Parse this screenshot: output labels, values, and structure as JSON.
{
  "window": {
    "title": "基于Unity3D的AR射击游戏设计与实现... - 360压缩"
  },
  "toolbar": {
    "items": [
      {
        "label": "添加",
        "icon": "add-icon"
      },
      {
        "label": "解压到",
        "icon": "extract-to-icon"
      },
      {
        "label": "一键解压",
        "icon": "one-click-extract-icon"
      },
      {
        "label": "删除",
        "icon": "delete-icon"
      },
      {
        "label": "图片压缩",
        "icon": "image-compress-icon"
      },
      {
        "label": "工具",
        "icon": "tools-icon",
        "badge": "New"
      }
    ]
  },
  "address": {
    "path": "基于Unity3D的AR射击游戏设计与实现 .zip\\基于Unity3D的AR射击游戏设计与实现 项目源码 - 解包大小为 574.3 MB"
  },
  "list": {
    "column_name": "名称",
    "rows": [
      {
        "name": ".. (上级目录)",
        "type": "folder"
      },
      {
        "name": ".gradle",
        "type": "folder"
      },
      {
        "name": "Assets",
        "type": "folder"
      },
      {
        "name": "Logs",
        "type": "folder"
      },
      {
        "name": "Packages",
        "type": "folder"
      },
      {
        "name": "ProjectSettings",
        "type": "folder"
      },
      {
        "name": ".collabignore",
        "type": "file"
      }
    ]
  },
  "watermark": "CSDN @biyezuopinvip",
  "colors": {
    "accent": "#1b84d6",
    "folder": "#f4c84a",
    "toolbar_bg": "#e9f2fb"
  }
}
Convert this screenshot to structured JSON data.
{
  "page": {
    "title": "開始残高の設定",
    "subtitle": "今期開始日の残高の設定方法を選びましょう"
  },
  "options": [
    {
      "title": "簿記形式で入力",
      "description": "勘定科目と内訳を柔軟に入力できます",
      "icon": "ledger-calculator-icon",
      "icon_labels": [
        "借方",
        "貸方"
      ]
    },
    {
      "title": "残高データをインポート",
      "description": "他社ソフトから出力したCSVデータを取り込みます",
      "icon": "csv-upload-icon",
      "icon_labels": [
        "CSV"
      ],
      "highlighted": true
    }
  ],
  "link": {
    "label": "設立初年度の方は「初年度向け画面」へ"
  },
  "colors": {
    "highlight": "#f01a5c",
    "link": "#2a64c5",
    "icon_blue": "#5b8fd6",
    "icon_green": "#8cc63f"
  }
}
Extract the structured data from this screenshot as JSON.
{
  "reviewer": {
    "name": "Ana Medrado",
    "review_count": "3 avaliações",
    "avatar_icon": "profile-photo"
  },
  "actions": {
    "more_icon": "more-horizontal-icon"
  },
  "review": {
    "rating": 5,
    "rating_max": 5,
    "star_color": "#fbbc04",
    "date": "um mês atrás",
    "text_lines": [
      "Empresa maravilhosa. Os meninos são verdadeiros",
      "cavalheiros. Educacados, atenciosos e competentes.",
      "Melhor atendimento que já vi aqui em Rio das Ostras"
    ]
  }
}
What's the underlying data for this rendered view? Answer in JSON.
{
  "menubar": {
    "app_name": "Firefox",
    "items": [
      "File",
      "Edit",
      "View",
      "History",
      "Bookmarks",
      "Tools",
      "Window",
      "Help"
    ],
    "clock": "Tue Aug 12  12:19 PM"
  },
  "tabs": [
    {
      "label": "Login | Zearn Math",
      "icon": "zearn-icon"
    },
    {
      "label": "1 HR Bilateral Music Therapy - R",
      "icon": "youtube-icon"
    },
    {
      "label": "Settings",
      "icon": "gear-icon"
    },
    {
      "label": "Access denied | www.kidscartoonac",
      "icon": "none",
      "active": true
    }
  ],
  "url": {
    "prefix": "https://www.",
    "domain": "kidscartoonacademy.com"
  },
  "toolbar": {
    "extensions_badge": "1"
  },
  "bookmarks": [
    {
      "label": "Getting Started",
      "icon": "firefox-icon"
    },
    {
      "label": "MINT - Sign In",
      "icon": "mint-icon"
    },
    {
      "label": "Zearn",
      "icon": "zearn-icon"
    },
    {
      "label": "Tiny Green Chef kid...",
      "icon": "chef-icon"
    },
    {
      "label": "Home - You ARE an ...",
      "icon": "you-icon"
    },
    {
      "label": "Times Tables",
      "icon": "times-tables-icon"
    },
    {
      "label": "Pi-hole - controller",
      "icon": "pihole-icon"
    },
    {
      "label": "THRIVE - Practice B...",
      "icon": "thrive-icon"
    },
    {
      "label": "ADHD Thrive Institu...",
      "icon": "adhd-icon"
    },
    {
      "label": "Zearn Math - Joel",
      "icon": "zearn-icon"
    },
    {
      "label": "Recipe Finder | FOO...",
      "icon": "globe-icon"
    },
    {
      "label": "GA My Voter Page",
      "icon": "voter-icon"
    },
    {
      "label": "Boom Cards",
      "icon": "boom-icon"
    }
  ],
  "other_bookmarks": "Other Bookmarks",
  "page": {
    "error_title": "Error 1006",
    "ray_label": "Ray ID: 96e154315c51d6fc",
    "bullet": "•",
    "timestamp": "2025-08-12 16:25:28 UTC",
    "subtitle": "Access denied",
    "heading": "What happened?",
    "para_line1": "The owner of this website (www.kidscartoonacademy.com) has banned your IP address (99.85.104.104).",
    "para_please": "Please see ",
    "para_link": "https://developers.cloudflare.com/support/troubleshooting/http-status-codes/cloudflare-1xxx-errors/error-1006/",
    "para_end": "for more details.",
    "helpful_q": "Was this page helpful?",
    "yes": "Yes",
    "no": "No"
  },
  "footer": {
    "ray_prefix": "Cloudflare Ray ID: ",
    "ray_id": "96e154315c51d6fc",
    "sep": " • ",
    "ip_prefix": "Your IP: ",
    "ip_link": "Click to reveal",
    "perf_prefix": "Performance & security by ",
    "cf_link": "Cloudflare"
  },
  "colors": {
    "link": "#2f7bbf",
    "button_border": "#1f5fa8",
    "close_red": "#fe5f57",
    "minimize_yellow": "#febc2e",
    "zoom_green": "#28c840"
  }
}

_____

▸ TASK GOAL:
Reproduce the whole listing word for word.

▸ RESULT FOR THIS TASK:
Parse this screenshot: output labels, values, and structure as JSON.
{
  "window": {
    "title": "基于Unity3D的AR射击游戏设计与实现... - 360压缩"
  },
  "toolbar": {
    "items": [
      {
        "label": "添加",
        "icon": "add-icon"
      },
      {
        "label": "解压到",
        "icon": "extract-to-icon"
      },
      {
        "label": "一键解压",
        "icon": "one-click-extract-icon"
      },
      {
        "label": "删除",
        "icon": "delete-icon"
      },
      {
        "label": "图片压缩",
        "icon": "image-compress-icon"
      },
      {
        "label": "工具",
        "icon": "tools-icon",
        "badge": "New"
      }
    ]
  },
  "address": {
    "path": "基于Unity3D的AR射击游戏设计与实现 .zip\\基于Unity3D的AR射击游戏设计与实现 项目源码 - 解包大小为 574.3 MB"
  },
  "list": {
    "column_name": "名称",
    "rows": [
      {
        "name": ".. (上级目录)",
        "type": "folder"
      },
      {
        "name": ".gradle",
        "type": "folder"
      },
      {
        "name": "Assets",
        "type": "folder"
      },
      {
        "name": "Logs",
        "type": "folder"
      },
      {
        "name": "Packages",
        "type": "folder"
      },
      {
        "name": "ProjectSettings",
        "type": "folder"
      },
      {
        "name": ".collabignore",
        "type": "file"
      }
    ]
  },
  "watermark": "CSDN @biyezuopinvip",
  "colors": {
    "accent": "#1b84d6",
    "folder": "#f4c84a",
    "toolbar_bg": "#e9f2fb"
  }
}
Convert this screenshot to structured JSON data.
{
  "page": {
    "title": "開始残高の設定",
    "subtitle": "今期開始日の残高の設定方法を選びましょう"
  },
  "options": [
    {
      "title": "簿記形式で入力",
      "description": "勘定科目と内訳を柔軟に入力できます",
      "icon": "ledger-calculator-icon",
      "icon_labels": [
        "借方",
        "貸方"
      ]
    },
    {
      "title": "残高データをインポート",
      "description": "他社ソフトから出力したCSVデータを取り込みます",
      "icon": "csv-upload-icon",
      "icon_labels": [
        "CSV"
      ],
      "highlighted": true
    }
  ],
  "link": {
    "label": "設立初年度の方は「初年度向け画面」へ"
  },
  "colors": {
    "highlight": "#f01a5c",
    "link": "#2a64c5",
    "icon_blue": "#5b8fd6",
    "icon_green": "#8cc63f"
  }
}
Extract the structured data from this screenshot as JSON.
{
  "reviewer": {
    "name": "Ana Medrado",
    "review_count": "3 avaliações",
    "avatar_icon": "profile-photo"
  },
  "actions": {
    "more_icon": "more-horizontal-icon"
  },
  "review": {
    "rating": 5,
    "rating_max": 5,
    "star_color": "#fbbc04",
    "date": "um mês atrás",
    "text_lines": [
      "Empresa maravilhosa. Os meninos são verdadeiros",
      "cavalheiros. Educacados, atenciosos e competentes.",
      "Melhor atendimento que já vi aqui em Rio das Ostras"
    ]
  }
}
What's the underlying data for this rendered view? Answer in JSON.
{
  "menubar": {
    "app_name": "Firefox",
    "items": [
      "File",
      "Edit",
      "View",
      "History",
      "Bookmarks",
      "Tools",
      "Window",
      "Help"
    ],
    "clock": "Tue Aug 12  12:19 PM"
  },
  "tabs": [
    {
      "label": "Login | Zearn Math",
      "icon": "zearn-icon"
    },
    {
      "label": "1 HR Bilateral Music Therapy - R",
      "icon": "youtube-icon"
    },
    {
      "label": "Settings",
      "icon": "gear-icon"
    },
    {
      "label": "Access denied | www.kidscartoonac",
      "icon": "none",
      "active": true
    }
  ],
  "url": {
    "prefix": "https://www.",
    "domain": "kidscartoonacademy.com"
  },
  "toolbar": {
    "extensions_badge": "1"
  },
  "bookmarks": [
    {
      "label": "Getting Started",
      "icon": "firefox-icon"
    },
    {
      "label": "MINT - Sign In",
      "icon": "mint-icon"
    },
    {
      "label": "Zearn",
      "icon": "zearn-icon"
    },
    {
      "label": "Tiny Green Chef kid...",
      "icon": "chef-icon"
    },
    {
      "label": "Home - You ARE an ...",
      "icon": "you-icon"
    },
    {
      "label": "Times Tables",
      "icon": "times-tables-icon"
    },
    {
      "label": "Pi-hole - controller",
      "icon": "pihole-icon"
    },
    {
      "label": "THRIVE - Practice B...",
      "icon": "thrive-icon"
    },
    {
      "label": "ADHD Thrive Institu...",
      "icon": "adhd-icon"
    },
    {
      "label": "Zearn Math - Joel",
      "icon": "zearn-icon"
    },
    {
      "label": "Recipe Finder | FOO...",
      "icon": "globe-icon"
    },
    {
      "label": "GA My Voter Page",
      "icon": "voter-icon"
    },
    {
      "label": "Boom Cards",
      "icon": "boom-icon"
    }
  ],
  "other_bookmarks": "Other Bookmarks",
  "page": {
    "error_title": "Error 1006",
    "ray_label": "Ray ID: 96e154315c51d6fc",
    "bullet": "•",
    "timestamp": "2025-08-12 16:25:28 UTC",
    "subtitle": "Access denied",
    "heading": "What happened?",
    "para_line1": "The owner of this website (www.kidscartoonacademy.com) has banned your IP address (99.85.104.104).",
    "para_please": "Please see ",
    "para_link": "https://developers.cloudflare.com/support/troubleshooting/http-status-codes/cloudflare-1xxx-errors/error-1006/",
    "para_end": "for more details.",
    "helpful_q": "Was this page helpful?",
    "yes": "Yes",
    "no": "No"
  },
  "footer": {
    "ray_prefix": "Cloudflare Ray ID: ",
    "ray_id": "96e154315c51d6fc",
    "sep": " • ",
    "ip_prefix": "Your IP: ",
    "ip_link": "Click to reveal",
    "perf_prefix": "Performance & security by ",
    "cf_link": "Cloudflare"
  },
  "colors": {
    "link": "#2f7bbf",
    "button_border": "#1f5fa8",
    "close_red": "#fe5f57",
    "minimize_yellow": "#febc2e",
    "zoom_green": "#28c840"
  }
}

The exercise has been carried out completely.